• **Rows from a dataset**
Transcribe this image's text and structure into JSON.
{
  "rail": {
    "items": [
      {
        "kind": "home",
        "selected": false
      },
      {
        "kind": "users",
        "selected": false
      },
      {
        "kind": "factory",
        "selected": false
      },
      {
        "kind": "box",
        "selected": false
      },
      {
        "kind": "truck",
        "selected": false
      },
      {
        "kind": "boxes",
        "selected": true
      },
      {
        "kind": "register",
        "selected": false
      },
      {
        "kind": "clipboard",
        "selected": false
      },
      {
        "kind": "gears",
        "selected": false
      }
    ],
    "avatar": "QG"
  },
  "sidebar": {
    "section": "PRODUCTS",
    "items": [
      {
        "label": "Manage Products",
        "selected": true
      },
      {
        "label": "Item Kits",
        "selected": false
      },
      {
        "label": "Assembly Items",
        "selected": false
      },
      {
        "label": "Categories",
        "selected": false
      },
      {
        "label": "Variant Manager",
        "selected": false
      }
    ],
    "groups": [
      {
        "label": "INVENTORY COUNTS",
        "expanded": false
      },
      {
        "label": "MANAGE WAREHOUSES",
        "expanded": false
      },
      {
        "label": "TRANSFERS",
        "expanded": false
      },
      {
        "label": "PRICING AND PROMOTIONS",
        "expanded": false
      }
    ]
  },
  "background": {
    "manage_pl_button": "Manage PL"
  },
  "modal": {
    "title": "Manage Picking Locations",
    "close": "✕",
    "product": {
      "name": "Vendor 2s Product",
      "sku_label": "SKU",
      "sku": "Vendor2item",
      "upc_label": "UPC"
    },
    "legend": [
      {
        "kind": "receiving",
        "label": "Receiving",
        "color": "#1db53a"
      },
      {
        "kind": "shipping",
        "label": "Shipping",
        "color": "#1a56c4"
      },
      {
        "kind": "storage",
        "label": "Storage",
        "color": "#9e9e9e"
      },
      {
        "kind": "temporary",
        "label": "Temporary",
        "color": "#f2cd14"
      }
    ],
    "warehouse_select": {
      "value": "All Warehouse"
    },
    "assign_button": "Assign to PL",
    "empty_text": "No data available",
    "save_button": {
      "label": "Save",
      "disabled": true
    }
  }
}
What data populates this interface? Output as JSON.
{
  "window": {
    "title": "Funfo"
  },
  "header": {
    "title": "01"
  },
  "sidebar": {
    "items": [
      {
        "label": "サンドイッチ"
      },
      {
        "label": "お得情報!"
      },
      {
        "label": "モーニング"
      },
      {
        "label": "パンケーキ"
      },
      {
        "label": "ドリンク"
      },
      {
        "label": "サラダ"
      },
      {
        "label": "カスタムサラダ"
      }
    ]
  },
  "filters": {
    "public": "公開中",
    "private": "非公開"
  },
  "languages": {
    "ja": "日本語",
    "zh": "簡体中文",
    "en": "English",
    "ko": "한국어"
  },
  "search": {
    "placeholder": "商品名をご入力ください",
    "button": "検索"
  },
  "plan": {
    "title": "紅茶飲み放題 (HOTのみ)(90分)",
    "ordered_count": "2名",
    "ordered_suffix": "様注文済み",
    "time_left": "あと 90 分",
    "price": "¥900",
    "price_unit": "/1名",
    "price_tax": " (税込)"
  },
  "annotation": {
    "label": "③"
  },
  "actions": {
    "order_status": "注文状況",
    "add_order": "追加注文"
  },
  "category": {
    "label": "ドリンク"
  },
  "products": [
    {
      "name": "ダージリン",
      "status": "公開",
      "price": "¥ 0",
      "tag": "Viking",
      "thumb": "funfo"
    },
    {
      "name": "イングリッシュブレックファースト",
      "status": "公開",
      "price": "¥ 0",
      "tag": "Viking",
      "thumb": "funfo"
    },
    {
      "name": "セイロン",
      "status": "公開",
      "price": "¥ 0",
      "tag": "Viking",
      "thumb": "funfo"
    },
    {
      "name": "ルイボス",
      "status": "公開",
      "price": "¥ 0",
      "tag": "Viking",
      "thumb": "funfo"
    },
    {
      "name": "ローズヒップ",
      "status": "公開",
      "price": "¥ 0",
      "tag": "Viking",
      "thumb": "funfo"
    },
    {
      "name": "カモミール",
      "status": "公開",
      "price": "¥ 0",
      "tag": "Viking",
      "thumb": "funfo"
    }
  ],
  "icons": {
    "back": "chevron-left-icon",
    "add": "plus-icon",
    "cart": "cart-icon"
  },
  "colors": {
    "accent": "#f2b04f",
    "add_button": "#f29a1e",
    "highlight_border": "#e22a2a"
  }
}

• **The exercise**
Copy every line that contains the string "name".

• **Complete output**
      "name": "Vendor 2s Product",
      "name": "ダージリン",
      "name": "イングリッシュブレックファースト",
      "name": "セイロン",
      "name": "ルイボス",
      "name": "ローズヒップ",
      "name": "カモミール",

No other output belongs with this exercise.